• Supplied records
━━━━━━━━━━━━━━━━

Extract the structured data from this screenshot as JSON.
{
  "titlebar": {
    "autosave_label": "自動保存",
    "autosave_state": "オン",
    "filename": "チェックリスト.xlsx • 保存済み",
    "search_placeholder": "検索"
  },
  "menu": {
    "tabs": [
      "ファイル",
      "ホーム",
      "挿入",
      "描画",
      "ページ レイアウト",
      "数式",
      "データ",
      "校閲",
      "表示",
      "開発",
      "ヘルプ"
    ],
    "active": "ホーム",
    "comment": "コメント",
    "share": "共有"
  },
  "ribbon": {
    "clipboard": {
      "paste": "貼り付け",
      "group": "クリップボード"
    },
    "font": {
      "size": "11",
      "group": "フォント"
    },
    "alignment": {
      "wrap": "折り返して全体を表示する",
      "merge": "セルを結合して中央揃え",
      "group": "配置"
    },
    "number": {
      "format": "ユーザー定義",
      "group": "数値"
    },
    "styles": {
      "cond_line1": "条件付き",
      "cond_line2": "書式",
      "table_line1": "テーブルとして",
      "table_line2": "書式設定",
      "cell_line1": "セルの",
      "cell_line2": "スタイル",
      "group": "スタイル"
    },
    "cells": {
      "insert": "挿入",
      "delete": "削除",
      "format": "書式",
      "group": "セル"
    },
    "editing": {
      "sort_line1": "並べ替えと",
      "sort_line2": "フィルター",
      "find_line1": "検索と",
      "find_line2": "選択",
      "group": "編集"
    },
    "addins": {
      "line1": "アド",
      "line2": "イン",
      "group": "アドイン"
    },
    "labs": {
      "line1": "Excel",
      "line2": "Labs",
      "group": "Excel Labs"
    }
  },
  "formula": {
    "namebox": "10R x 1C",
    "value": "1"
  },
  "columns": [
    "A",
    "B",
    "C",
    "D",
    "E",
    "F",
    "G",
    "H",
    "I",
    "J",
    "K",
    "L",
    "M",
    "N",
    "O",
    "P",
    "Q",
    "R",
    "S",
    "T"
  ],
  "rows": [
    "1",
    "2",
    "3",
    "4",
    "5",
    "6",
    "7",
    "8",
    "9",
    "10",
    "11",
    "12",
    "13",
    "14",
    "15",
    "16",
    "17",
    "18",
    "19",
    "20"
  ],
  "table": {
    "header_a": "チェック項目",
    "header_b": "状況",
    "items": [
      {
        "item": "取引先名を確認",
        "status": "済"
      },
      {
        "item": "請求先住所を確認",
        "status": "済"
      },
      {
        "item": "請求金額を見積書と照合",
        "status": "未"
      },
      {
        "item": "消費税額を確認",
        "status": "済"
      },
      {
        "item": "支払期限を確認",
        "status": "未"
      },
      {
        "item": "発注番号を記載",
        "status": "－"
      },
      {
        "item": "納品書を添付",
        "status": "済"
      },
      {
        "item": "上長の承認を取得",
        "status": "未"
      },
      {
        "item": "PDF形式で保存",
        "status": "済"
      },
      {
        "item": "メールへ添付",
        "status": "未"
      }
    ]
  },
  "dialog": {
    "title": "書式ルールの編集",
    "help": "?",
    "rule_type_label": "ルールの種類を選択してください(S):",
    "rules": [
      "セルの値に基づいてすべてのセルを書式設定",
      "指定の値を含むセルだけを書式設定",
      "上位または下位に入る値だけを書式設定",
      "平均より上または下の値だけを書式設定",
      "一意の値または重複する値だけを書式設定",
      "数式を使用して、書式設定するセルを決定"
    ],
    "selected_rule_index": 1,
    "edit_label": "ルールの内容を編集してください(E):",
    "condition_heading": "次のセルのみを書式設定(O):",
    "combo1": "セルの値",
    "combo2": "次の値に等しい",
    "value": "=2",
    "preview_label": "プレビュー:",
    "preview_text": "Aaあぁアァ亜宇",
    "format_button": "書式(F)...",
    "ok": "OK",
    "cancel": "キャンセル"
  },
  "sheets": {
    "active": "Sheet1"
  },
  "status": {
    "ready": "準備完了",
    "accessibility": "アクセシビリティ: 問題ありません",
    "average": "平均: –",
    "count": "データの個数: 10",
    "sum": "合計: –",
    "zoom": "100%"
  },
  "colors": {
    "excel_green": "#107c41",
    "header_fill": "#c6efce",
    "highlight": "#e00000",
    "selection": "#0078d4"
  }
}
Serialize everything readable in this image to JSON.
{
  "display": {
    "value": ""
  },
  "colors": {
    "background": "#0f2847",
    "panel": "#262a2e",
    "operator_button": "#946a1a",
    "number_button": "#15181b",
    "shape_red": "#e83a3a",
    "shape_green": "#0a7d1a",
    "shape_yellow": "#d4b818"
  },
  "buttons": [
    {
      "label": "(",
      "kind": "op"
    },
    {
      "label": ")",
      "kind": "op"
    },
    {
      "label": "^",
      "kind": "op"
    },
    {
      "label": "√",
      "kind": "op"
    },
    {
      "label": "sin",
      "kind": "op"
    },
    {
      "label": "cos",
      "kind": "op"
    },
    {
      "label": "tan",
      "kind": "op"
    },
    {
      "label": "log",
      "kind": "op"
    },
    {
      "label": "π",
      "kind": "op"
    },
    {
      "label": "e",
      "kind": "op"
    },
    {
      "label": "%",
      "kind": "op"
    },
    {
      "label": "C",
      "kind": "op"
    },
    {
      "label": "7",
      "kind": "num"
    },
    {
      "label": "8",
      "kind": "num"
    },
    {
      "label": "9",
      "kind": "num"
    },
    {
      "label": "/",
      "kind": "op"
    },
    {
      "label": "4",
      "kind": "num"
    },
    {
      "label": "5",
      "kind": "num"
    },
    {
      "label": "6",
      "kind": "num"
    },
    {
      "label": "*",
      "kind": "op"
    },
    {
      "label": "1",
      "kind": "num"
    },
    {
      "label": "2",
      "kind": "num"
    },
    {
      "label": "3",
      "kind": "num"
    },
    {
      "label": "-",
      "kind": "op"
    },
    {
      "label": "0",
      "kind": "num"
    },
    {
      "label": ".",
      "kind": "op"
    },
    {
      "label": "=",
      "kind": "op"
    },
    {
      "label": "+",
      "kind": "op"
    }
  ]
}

━━━━━━━━━━━━━━━━

• What the exercise asks
Please give back all of the records exactly as written.

• The completed task
Extract the structured data from this screenshot as JSON.
{
  "titlebar": {
    "autosave_label": "自動保存",
    "autosave_state": "オン",
    "filename": "チェックリスト.xlsx • 保存済み",
    "search_placeholder": "検索"
  },
  "menu": {
    "tabs": [
      "ファイル",
      "ホーム",
      "挿入",
      "描画",
      "ページ レイアウト",
      "数式",
      "データ",
      "校閲",
      "表示",
      "開発",
      "ヘルプ"
    ],
    "active": "ホーム",
    "comment": "コメント",
    "share": "共有"
  },
  "ribbon": {
    "clipboard": {
      "paste": "貼り付け",
      "group": "クリップボード"
    },
    "font": {
      "size": "11",
      "group": "フォント"
    },
    "alignment": {
      "wrap": "折り返して全体を表示する",
      "merge": "セルを結合して中央揃え",
      "group": "配置"
    },
    "number": {
      "format": "ユーザー定義",
      "group": "数値"
    },
    "styles": {
      "cond_line1": "条件付き",
      "cond_line2": "書式",
      "table_line1": "テーブルとして",
      "table_line2": "書式設定",
      "cell_line1": "セルの",
      "cell_line2": "スタイル",
      "group": "スタイル"
    },
    "cells": {
      "insert": "挿入",
      "delete": "削除",
      "format": "書式",
      "group": "セル"
    },
    "editing": {
      "sort_line1": "並べ替えと",
      "sort_line2": "フィルター",
      "find_line1": "検索と",
      "find_line2": "選択",
      "group": "編集"
    },
    "addins": {
      "line1": "アド",
      "line2": "イン",
      "group": "アドイン"
    },
    "labs": {
      "line1": "Excel",
      "line2": "Labs",
      "group": "Excel Labs"
    }
  },
  "formula": {
    "namebox": "10R x 1C",
    "value": "1"
  },
  "columns": [
    "A",
    "B",
    "C",
    "D",
    "E",
    "F",
    "G",
    "H",
    "I",
    "J",
    "K",
    "L",
    "M",
    "N",
    "O",
    "P",
    "Q",
    "R",
    "S",
    "T"
  ],
  "rows": [
    "1",
    "2",
    "3",
    "4",
    "5",
    "6",
    "7",
    "8",
    "9",
    "10",
    "11",
    "12",
    "13",
    "14",
    "15",
    "16",
    "17",
    "18",
    "19",
    "20"
  ],
  "table": {
    "header_a": "チェック項目",
    "header_b": "状況",
    "items": [
      {
        "item": "取引先名を確認",
        "status": "済"
      },
      {
        "item": "請求先住所を確認",
        "status": "済"
      },
      {
        "item": "請求金額を見積書と照合",
        "status": "未"
      },
      {
        "item": "消費税額を確認",
        "status": "済"
      },
      {
        "item": "支払期限を確認",
        "status": "未"
      },
      {
        "item": "発注番号を記載",
        "status": "－"
      },
      {
        "item": "納品書を添付",
        "status": "済"
      },
      {
        "item": "上長の承認を取得",
        "status": "未"
      },
      {
        "item": "PDF形式で保存",
        "status": "済"
      },
      {
        "item": "メールへ添付",
        "status": "未"
      }
    ]
  },
  "dialog": {
    "title": "書式ルールの編集",
    "help": "?",
    "rule_type_label": "ルールの種類を選択してください(S):",
    "rules": [
      "セルの値に基づいてすべてのセルを書式設定",
      "指定の値を含むセルだけを書式設定",
      "上位または下位に入る値だけを書式設定",
      "平均より上または下の値だけを書式設定",
      "一意の値または重複する値だけを書式設定",
      "数式を使用して、書式設定するセルを決定"
    ],
    "selected_rule_index": 1,
    "edit_label": "ルールの内容を編集してください(E):",
    "condition_heading": "次のセルのみを書式設定(O):",
    "combo1": "セルの値",
    "combo2": "次の値に等しい",
    "value": "=2",
    "preview_label": "プレビュー:",
    "preview_text": "Aaあぁアァ亜宇",
    "format_button": "書式(F)...",
    "ok": "OK",
    "cancel": "キャンセル"
  },
  "sheets": {
    "active": "Sheet1"
  },
  "status": {
    "ready": "準備完了",
    "accessibility": "アクセシビリティ: 問題ありません",
    "average": "平均: –",
    "count": "データの個数: 10",
    "sum": "合計: –",
    "zoom": "100%"
  },
  "colors": {
    "excel_green": "#107c41",
    "header_fill": "#c6efce",
    "highlight": "#e00000",
    "selection": "#0078d4"
  }
}
Serialize everything readable in this image to JSON.
{
  "display": {
    "value": ""
  },
  "colors": {
    "background": "#0f2847",
    "panel": "#262a2e",
    "operator_button": "#946a1a",
    "number_button": "#15181b",
    "shape_red": "#e83a3a",
    "shape_green": "#0a7d1a",
    "shape_yellow": "#d4b818"
  },
  "buttons": [
    {
      "label": "(",
      "kind": "op"
    },
    {
      "label": ")",
      "kind": "op"
    },
    {
      "label": "^",
      "kind": "op"
    },
    {
      "label": "√",
      "kind": "op"
    },
    {
      "label": "sin",
      "kind": "op"
    },
    {
      "label": "cos",
      "kind": "op"
    },
    {
      "label": "tan",
      "kind": "op"
    },
    {
      "label": "log",
      "kind": "op"
    },
    {
      "label": "π",
      "kind": "op"
    },
    {
      "label": "e",
      "kind": "op"
    },
    {
      "label": "%",
      "kind": "op"
    },
    {
      "label": "C",
      "kind": "op"
    },
    {
      "label": "7",
      "kind": "num"
    },
    {
      "label": "8",
      "kind": "num"
    },
    {
      "label": "9",
      "kind": "num"
    },
    {
      "label": "/",
      "kind": "op"
    },
    {
      "label": "4",
      "kind": "num"
    },
    {
      "label": "5",
      "kind": "num"
    },
    {
      "label": "6",
      "kind": "num"
    },
    {
      "label": "*",
      "kind": "op"
    },
    {
      "label": "1",
      "kind": "num"
    },
    {
      "label": "2",
      "kind": "num"
    },
    {
      "label": "3",
      "kind": "num"
    },
    {
      "label": "-",
      "kind": "op"
    },
    {
      "label": "0",
      "kind": "num"
    },
    {
      "label": ".",
      "kind": "op"
    },
    {
      "label": "=",
      "kind": "op"
    },
    {
      "label": "+",
      "kind": "op"
    }
  ]
}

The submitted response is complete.